**Instruction**
Copy out each of the following entries word for word, with no changes.

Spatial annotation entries
══════════════════════════════

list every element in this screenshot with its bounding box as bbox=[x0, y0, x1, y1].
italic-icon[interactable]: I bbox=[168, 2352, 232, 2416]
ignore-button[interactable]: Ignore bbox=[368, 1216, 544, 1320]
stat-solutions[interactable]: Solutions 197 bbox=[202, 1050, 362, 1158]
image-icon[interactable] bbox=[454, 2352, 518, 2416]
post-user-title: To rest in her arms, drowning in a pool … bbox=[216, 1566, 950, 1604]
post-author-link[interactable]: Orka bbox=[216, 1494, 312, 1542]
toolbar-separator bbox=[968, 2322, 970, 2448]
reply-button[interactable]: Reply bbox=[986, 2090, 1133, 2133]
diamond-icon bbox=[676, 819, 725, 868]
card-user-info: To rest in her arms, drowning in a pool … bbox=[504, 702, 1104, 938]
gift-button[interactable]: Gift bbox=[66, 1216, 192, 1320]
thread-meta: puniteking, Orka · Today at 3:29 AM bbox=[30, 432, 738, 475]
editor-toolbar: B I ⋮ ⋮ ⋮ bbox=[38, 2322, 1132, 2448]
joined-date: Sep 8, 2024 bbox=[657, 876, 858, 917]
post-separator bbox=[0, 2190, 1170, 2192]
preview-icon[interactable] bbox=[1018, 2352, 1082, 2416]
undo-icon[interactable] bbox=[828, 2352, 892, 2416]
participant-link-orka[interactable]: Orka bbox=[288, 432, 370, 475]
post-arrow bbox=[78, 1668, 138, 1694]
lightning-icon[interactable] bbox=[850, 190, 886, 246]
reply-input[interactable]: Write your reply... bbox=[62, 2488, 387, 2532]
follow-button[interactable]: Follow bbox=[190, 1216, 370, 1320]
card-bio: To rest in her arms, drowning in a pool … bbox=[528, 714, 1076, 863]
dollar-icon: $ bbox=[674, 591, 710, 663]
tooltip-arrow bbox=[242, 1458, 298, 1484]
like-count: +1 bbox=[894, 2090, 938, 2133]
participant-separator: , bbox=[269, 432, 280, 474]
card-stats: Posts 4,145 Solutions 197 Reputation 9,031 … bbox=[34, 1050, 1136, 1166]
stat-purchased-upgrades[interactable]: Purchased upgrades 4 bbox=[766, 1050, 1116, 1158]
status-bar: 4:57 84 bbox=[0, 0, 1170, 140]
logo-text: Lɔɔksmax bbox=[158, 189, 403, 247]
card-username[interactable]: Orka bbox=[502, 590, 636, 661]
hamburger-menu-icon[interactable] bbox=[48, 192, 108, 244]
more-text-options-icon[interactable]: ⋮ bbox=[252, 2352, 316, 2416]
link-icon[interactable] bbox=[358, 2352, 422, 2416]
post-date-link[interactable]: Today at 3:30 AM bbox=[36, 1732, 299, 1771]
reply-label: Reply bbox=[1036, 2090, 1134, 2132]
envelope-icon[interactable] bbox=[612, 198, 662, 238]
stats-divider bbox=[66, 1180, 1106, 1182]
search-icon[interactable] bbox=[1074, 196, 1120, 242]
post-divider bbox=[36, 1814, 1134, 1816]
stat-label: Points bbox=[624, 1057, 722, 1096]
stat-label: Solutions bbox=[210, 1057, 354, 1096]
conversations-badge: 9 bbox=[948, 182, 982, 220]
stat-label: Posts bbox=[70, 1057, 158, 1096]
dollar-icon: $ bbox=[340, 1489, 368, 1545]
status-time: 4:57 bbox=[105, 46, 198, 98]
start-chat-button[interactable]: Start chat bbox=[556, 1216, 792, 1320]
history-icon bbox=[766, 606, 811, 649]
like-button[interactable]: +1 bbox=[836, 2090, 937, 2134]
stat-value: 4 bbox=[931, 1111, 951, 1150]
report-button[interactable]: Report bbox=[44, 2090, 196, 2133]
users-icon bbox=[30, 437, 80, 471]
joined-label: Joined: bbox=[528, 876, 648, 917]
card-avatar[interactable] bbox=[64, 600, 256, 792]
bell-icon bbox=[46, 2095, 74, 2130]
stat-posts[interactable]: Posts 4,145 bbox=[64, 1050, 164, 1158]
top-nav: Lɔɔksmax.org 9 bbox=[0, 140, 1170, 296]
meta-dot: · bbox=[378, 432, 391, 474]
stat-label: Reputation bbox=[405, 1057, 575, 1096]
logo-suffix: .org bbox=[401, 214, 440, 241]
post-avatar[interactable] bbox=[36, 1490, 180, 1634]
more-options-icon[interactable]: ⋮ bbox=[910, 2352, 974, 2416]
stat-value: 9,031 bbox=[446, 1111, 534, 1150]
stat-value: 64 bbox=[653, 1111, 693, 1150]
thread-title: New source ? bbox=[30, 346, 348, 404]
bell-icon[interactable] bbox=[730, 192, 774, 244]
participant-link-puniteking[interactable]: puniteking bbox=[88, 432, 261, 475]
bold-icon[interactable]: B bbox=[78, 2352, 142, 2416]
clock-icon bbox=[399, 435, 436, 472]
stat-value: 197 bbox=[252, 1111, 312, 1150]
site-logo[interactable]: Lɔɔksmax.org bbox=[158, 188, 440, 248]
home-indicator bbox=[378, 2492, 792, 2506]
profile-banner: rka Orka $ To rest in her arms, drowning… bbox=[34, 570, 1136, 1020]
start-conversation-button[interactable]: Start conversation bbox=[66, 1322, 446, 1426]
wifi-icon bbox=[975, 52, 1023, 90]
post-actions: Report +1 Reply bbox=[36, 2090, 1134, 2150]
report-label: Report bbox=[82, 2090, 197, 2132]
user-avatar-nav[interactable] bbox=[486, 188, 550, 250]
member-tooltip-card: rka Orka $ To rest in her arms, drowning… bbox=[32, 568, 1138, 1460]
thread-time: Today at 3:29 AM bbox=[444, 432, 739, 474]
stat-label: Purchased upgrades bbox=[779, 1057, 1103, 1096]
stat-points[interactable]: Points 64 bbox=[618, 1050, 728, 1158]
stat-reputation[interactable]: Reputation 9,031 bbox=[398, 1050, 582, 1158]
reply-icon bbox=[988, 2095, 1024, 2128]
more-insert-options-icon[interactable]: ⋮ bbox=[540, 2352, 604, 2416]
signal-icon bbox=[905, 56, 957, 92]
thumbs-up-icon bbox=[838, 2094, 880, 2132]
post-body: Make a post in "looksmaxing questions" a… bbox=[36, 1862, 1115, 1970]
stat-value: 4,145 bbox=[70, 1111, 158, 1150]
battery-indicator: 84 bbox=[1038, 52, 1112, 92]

══════════════════════════════

**Solution to the exercise**
list every element in this screenshot with its bounding box as bbox=[x0, y0, x1, y1].
italic-icon[interactable]: I bbox=[168, 2352, 232, 2416]
ignore-button[interactable]: Ignore bbox=[368, 1216, 544, 1320]
stat-solutions[interactable]: Solutions 197 bbox=[202, 1050, 362, 1158]
image-icon[interactable] bbox=[454, 2352, 518, 2416]
post-user-title: To rest in her arms, drowning in a pool … bbox=[216, 1566, 950, 1604]
post-author-link[interactable]: Orka bbox=[216, 1494, 312, 1542]
toolbar-separator bbox=[968, 2322, 970, 2448]
reply-button[interactable]: Reply bbox=[986, 2090, 1133, 2133]
diamond-icon bbox=[676, 819, 725, 868]
card-user-info: To rest in her arms, drowning in a pool … bbox=[504, 702, 1104, 938]
gift-button[interactable]: Gift bbox=[66, 1216, 192, 1320]
thread-meta: puniteking, Orka · Today at 3:29 AM bbox=[30, 432, 738, 475]
editor-toolbar: B I ⋮ ⋮ ⋮ bbox=[38, 2322, 1132, 2448]
joined-date: Sep 8, 2024 bbox=[657, 876, 858, 917]
post-separator bbox=[0, 2190, 1170, 2192]
preview-icon[interactable] bbox=[1018, 2352, 1082, 2416]
undo-icon[interactable] bbox=[828, 2352, 892, 2416]
participant-link-orka[interactable]: Orka bbox=[288, 432, 370, 475]
post-arrow bbox=[78, 1668, 138, 1694]
lightning-icon[interactable] bbox=[850, 190, 886, 246]
reply-input[interactable]: Write your reply... bbox=[62, 2488, 387, 2532]
follow-button[interactable]: Follow bbox=[190, 1216, 370, 1320]
card-bio: To rest in her arms, drowning in a pool … bbox=[528, 714, 1076, 863]
dollar-icon: $ bbox=[674, 591, 710, 663]
tooltip-arrow bbox=[242, 1458, 298, 1484]
like-count: +1 bbox=[894, 2090, 938, 2133]
participant-separator: , bbox=[269, 432, 280, 474]
card-stats: Posts 4,145 Solutions 197 Reputation 9,031 … bbox=[34, 1050, 1136, 1166]
stat-purchased-upgrades[interactable]: Purchased upgrades 4 bbox=[766, 1050, 1116, 1158]
status-bar: 4:57 84 bbox=[0, 0, 1170, 140]
logo-text: Lɔɔksmax bbox=[158, 189, 403, 247]
card-username[interactable]: Orka bbox=[502, 590, 636, 661]
hamburger-menu-icon[interactable] bbox=[48, 192, 108, 244]
more-text-options-icon[interactable]: ⋮ bbox=[252, 2352, 316, 2416]
link-icon[interactable] bbox=[358, 2352, 422, 2416]
post-date-link[interactable]: Today at 3:30 AM bbox=[36, 1732, 299, 1771]
reply-label: Reply bbox=[1036, 2090, 1134, 2132]
envelope-icon[interactable] bbox=[612, 198, 662, 238]
stats-divider bbox=[66, 1180, 1106, 1182]
search-icon[interactable] bbox=[1074, 196, 1120, 242]
post-divider bbox=[36, 1814, 1134, 1816]
stat-label: Points bbox=[624, 1057, 722, 1096]
stat-label: Solutions bbox=[210, 1057, 354, 1096]
conversations-badge: 9 bbox=[948, 182, 982, 220]
stat-label: Posts bbox=[70, 1057, 158, 1096]
dollar-icon: $ bbox=[340, 1489, 368, 1545]
status-time: 4:57 bbox=[105, 46, 198, 98]
start-chat-button[interactable]: Start chat bbox=[556, 1216, 792, 1320]
history-icon bbox=[766, 606, 811, 649]
like-button[interactable]: +1 bbox=[836, 2090, 937, 2134]
stat-value: 4 bbox=[931, 1111, 951, 1150]
report-button[interactable]: Report bbox=[44, 2090, 196, 2133]
users-icon bbox=[30, 437, 80, 471]
joined-label: Joined: bbox=[528, 876, 648, 917]
card-avatar[interactable] bbox=[64, 600, 256, 792]
bell-icon bbox=[46, 2095, 74, 2130]
stat-posts[interactable]: Posts 4,145 bbox=[64, 1050, 164, 1158]
top-nav: Lɔɔksmax.org 9 bbox=[0, 140, 1170, 296]
meta-dot: · bbox=[378, 432, 391, 474]
stat-label: Reputation bbox=[405, 1057, 575, 1096]
logo-suffix: .org bbox=[401, 214, 440, 241]
post-avatar[interactable] bbox=[36, 1490, 180, 1634]
more-options-icon[interactable]: ⋮ bbox=[910, 2352, 974, 2416]
stat-value: 9,031 bbox=[446, 1111, 534, 1150]
stat-value: 64 bbox=[653, 1111, 693, 1150]
thread-title: New source ? bbox=[30, 346, 348, 404]
bell-icon[interactable] bbox=[730, 192, 774, 244]
participant-link-puniteking[interactable]: puniteking bbox=[88, 432, 261, 475]
bold-icon[interactable]: B bbox=[78, 2352, 142, 2416]
clock-icon bbox=[399, 435, 436, 472]
stat-value: 197 bbox=[252, 1111, 312, 1150]
site-logo[interactable]: Lɔɔksmax.org bbox=[158, 188, 440, 248]
home-indicator bbox=[378, 2492, 792, 2506]
profile-banner: rka Orka $ To rest in her arms, drowning… bbox=[34, 570, 1136, 1020]
start-conversation-button[interactable]: Start conversation bbox=[66, 1322, 446, 1426]
wifi-icon bbox=[975, 52, 1023, 90]
post-actions: Report +1 Reply bbox=[36, 2090, 1134, 2150]
report-label: Report bbox=[82, 2090, 197, 2132]
user-avatar-nav[interactable] bbox=[486, 188, 550, 250]
member-tooltip-card: rka Orka $ To rest in her arms, drowning… bbox=[32, 568, 1138, 1460]
thread-time: Today at 3:29 AM bbox=[444, 432, 739, 474]
stat-label: Purchased upgrades bbox=[779, 1057, 1103, 1096]
stat-points[interactable]: Points 64 bbox=[618, 1050, 728, 1158]
stat-reputation[interactable]: Reputation 9,031 bbox=[398, 1050, 582, 1158]
reply-icon bbox=[988, 2095, 1024, 2128]
more-insert-options-icon[interactable]: ⋮ bbox=[540, 2352, 604, 2416]
signal-icon bbox=[905, 56, 957, 92]
thumbs-up-icon bbox=[838, 2094, 880, 2132]
post-body: Make a post in "looksmaxing questions" a… bbox=[36, 1862, 1115, 1970]
stat-value: 4,145 bbox=[70, 1111, 158, 1150]
battery-indicator: 84 bbox=[1038, 52, 1112, 92]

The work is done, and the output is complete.